(Region annotation records)
============================================================

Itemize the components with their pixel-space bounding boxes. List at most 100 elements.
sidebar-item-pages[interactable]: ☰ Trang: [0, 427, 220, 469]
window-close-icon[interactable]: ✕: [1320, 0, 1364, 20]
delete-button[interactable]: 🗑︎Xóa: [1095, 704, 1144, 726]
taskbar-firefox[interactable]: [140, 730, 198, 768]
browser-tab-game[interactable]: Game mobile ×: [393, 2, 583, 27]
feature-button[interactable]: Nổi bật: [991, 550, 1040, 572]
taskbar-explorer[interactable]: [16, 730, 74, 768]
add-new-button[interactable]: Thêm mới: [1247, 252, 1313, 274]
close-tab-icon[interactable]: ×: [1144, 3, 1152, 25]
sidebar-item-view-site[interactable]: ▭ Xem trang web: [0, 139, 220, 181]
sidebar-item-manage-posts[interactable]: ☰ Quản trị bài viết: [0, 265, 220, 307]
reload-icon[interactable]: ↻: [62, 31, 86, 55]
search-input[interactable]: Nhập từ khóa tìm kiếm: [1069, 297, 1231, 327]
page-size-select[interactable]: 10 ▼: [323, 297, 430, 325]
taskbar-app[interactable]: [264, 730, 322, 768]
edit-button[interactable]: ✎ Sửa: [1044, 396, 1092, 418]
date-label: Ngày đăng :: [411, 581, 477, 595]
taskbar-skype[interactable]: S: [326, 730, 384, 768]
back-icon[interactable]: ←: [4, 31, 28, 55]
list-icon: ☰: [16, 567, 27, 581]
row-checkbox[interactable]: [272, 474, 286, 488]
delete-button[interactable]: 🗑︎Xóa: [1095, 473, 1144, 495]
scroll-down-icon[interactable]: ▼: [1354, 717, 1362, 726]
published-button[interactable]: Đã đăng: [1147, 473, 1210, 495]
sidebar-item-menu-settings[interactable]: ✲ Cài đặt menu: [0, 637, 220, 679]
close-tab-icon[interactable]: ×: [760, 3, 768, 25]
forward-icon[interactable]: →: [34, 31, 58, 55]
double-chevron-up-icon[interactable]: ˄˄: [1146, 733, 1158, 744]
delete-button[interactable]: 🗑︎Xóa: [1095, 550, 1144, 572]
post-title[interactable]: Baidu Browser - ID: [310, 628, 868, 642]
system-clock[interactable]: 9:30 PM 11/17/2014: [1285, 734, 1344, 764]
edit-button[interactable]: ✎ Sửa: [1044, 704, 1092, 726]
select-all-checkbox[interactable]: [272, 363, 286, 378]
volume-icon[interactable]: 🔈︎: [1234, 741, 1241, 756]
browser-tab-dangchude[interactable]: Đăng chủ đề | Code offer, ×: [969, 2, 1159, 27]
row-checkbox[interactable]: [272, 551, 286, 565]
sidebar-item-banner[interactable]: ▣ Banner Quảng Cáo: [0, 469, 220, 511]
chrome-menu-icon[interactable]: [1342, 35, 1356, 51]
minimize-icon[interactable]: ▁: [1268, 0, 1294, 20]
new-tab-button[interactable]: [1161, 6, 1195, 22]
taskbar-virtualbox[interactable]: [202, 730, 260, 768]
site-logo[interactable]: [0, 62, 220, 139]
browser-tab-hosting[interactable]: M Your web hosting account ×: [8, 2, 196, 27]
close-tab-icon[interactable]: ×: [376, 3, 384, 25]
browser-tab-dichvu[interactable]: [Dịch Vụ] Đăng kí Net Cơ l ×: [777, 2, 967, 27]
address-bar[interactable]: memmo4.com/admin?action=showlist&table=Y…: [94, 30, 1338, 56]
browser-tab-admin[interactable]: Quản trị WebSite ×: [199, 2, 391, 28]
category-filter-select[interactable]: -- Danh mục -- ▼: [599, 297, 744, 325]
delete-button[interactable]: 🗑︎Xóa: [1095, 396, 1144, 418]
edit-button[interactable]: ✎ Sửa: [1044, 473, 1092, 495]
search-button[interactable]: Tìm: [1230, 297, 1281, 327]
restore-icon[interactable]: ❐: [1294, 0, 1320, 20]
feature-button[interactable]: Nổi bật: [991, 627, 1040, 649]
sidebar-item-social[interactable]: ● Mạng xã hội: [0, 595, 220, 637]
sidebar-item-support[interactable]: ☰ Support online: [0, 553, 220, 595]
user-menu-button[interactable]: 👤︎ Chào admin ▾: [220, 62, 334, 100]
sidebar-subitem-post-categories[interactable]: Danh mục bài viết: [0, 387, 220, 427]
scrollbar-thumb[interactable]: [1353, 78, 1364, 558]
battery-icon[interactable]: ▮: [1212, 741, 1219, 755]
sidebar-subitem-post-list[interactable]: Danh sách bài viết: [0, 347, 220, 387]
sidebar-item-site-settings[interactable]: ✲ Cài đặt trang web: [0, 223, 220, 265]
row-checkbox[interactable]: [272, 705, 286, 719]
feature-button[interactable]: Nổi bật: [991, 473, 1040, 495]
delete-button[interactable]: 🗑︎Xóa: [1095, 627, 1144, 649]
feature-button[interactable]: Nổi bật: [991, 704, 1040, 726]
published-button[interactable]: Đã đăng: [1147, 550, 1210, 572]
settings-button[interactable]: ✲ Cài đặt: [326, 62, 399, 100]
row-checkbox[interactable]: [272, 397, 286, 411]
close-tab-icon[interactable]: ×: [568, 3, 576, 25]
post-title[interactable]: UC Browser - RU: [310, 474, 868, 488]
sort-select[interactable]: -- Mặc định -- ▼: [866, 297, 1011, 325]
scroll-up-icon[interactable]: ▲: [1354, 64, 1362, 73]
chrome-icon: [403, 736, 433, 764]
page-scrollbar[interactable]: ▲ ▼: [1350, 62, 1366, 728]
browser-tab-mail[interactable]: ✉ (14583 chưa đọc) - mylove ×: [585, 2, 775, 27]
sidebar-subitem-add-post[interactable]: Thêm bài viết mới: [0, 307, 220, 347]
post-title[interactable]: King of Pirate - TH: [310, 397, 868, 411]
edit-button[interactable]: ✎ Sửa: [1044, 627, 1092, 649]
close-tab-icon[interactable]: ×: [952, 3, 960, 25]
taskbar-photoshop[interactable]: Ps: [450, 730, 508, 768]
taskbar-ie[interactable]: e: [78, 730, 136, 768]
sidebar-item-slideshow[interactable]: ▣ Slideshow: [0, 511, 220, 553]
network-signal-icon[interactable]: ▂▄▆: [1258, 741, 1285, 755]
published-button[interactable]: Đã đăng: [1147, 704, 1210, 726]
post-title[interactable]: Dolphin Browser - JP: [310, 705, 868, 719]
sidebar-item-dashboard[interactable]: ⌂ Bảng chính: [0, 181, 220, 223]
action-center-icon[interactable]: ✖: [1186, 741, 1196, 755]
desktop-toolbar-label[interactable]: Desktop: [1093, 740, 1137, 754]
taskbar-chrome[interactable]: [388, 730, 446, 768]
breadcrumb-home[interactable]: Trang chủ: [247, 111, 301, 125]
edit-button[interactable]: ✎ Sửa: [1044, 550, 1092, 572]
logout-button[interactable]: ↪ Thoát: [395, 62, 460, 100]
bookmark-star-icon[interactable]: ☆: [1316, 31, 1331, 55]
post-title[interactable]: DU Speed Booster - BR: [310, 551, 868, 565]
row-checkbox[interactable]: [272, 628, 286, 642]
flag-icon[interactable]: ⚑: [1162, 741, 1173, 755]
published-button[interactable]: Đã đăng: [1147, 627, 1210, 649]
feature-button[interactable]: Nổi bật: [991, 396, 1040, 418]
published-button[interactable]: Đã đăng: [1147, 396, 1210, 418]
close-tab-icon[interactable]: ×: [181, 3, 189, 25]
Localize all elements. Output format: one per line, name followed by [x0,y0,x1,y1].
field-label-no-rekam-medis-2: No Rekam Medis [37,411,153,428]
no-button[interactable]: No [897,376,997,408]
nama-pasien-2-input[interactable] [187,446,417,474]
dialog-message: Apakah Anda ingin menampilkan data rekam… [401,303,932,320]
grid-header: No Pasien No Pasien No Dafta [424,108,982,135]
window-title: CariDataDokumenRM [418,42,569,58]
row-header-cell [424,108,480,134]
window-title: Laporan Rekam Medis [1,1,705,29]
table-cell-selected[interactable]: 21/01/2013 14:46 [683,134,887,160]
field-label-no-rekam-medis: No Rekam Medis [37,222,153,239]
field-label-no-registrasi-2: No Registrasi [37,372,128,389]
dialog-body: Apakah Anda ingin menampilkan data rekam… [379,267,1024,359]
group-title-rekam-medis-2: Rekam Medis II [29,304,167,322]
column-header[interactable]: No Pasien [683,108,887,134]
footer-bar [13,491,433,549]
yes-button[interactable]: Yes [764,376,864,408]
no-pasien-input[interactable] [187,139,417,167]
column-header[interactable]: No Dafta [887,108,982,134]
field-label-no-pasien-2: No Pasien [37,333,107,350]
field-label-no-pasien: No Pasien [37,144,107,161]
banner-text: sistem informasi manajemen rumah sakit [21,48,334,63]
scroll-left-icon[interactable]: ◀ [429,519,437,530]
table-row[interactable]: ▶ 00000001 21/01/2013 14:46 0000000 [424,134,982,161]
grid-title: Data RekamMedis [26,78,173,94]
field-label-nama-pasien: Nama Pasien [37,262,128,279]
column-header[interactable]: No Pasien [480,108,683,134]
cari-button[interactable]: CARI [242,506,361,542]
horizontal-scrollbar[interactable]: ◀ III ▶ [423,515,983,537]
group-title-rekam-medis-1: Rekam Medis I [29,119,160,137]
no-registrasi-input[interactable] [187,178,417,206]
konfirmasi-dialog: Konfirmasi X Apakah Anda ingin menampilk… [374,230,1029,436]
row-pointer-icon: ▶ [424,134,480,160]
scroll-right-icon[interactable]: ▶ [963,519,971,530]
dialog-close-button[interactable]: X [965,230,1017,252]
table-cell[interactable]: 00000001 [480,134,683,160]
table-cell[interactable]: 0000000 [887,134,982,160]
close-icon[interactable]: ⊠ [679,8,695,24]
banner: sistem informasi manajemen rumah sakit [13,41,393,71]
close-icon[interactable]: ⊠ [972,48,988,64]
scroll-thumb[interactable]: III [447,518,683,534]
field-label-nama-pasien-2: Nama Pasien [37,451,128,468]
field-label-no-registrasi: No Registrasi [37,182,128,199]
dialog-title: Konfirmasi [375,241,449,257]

============================================================

▸ WRITTEN EXERCISE: Please pick out every line of the material above that contains the string "Konfirmasi", matching case exactly, and copy each one as it appears.

▸ SOLUTION TO THE EXERCISE:
konfirmasi-dialog: Konfirmasi X Apakah Anda ingin menampilk… [374,230,1029,436]
dialog-title: Konfirmasi [375,241,449,257]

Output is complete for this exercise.